*What you need to do*
Collect each line of the records containing the string "title".

*Data supplied*
◇ ◇ ◇

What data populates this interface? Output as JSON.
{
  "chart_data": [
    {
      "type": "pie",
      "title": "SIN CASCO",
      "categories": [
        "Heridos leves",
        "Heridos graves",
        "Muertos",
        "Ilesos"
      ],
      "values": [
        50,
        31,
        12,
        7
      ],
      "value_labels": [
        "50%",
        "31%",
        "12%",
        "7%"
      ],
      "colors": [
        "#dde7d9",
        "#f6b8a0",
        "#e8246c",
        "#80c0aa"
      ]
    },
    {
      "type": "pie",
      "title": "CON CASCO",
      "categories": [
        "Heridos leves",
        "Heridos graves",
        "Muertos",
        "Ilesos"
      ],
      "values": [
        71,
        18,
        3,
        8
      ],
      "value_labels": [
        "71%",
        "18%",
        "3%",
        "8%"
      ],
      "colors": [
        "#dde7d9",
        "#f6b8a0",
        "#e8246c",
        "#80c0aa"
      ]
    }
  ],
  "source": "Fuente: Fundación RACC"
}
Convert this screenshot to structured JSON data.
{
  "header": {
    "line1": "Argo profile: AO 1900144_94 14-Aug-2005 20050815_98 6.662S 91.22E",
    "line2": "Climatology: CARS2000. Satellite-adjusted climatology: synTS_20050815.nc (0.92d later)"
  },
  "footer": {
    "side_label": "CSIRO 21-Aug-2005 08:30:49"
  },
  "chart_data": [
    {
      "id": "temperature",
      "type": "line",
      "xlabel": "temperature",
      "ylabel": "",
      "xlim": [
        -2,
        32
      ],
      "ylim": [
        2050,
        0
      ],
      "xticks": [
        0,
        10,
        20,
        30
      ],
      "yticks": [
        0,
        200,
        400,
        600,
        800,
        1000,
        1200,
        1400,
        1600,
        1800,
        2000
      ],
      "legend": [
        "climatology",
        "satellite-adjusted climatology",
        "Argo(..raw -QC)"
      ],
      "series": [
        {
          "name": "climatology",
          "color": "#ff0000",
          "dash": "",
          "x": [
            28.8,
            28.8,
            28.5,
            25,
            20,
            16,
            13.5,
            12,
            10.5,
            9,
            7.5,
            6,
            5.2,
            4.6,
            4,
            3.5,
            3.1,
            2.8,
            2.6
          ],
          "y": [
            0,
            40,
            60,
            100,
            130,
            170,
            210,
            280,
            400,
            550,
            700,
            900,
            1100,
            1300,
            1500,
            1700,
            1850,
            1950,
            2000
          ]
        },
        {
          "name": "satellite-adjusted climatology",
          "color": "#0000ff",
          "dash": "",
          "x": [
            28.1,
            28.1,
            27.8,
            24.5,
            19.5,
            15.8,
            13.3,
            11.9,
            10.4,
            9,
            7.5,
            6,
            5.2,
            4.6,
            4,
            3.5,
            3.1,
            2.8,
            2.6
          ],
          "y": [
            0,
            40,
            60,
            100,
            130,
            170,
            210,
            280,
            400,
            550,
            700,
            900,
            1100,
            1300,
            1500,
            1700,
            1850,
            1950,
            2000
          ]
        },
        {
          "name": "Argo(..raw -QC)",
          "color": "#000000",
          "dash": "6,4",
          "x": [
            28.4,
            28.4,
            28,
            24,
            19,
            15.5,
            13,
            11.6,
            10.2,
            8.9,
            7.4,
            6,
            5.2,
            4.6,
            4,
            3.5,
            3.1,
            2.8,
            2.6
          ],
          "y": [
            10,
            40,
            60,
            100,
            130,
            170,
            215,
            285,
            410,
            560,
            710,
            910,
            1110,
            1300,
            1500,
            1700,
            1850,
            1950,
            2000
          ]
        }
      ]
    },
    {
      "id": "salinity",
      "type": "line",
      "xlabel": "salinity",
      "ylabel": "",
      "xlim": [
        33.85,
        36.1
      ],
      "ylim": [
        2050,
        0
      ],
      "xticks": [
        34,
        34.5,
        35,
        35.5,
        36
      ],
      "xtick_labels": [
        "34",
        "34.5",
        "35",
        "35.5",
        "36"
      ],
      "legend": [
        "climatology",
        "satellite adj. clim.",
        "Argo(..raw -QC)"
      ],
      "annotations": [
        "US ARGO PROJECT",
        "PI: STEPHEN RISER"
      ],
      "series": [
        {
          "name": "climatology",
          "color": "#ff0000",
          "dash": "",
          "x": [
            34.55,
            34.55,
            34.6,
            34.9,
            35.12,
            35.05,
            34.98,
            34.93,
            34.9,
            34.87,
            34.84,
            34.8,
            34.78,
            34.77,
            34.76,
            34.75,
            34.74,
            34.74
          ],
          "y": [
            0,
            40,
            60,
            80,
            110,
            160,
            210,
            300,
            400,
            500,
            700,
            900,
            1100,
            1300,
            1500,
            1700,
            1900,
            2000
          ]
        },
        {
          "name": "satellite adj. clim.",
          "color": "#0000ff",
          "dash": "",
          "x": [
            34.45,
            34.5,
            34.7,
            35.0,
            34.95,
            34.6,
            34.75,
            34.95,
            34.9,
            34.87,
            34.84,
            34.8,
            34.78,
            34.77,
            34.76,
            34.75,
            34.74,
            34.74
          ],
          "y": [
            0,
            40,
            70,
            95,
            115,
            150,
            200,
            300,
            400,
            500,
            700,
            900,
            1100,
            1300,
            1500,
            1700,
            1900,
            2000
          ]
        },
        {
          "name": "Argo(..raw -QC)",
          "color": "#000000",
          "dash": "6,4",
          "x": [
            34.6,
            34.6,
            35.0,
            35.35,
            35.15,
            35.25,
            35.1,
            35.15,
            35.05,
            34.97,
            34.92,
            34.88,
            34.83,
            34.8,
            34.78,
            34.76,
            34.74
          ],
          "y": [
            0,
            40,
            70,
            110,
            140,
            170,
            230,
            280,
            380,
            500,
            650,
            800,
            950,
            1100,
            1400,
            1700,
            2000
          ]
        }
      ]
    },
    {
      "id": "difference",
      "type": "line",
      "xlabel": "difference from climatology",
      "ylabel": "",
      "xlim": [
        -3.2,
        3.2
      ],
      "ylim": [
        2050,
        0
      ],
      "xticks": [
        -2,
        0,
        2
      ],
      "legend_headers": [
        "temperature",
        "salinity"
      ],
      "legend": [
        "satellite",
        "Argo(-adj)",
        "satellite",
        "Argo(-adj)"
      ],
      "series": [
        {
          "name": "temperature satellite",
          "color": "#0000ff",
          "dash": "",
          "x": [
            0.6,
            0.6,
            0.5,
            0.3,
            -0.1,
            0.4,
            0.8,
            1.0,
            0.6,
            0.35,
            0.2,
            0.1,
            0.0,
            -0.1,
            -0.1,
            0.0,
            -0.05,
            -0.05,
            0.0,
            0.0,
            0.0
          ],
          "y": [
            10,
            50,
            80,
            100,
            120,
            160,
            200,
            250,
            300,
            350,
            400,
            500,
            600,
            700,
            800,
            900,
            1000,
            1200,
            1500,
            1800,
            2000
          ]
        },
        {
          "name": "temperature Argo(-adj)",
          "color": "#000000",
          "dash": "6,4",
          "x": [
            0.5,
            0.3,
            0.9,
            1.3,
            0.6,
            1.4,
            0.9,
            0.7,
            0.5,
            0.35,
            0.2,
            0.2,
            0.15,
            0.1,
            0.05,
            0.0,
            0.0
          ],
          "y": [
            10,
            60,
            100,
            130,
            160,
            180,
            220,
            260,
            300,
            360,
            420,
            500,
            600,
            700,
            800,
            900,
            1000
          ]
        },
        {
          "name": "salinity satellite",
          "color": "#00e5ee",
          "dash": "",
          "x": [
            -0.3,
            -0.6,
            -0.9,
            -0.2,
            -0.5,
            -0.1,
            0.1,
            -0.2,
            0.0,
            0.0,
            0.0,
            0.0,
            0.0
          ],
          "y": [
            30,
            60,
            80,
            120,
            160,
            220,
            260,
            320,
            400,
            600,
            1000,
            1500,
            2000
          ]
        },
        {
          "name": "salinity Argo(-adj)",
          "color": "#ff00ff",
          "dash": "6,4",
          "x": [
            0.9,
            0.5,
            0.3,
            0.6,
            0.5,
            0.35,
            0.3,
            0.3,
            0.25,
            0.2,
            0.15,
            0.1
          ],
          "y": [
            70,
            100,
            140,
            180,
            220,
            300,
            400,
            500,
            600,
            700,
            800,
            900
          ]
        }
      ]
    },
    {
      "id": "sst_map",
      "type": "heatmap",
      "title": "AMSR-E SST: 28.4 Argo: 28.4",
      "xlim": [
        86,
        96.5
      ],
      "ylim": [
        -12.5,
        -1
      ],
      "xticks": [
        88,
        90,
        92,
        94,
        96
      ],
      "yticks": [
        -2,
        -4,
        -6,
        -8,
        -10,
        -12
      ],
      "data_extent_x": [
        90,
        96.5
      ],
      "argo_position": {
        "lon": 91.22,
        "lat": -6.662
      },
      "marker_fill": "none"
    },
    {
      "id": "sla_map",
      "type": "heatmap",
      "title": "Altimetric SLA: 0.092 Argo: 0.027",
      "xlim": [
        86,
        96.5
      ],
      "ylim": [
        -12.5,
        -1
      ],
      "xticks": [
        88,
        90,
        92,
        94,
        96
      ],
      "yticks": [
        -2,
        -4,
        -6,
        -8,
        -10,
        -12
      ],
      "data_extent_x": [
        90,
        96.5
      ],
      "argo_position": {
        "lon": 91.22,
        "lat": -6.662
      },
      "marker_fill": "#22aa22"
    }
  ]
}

◇ ◇ ◇

*Response to this exercise*
      "title": "SIN CASCO",
      "title": "CON CASCO",
      "title": "AMSR-E SST: 28.4 Argo: 28.4",
      "title": "Altimetric SLA: 0.092 Argo: 0.027",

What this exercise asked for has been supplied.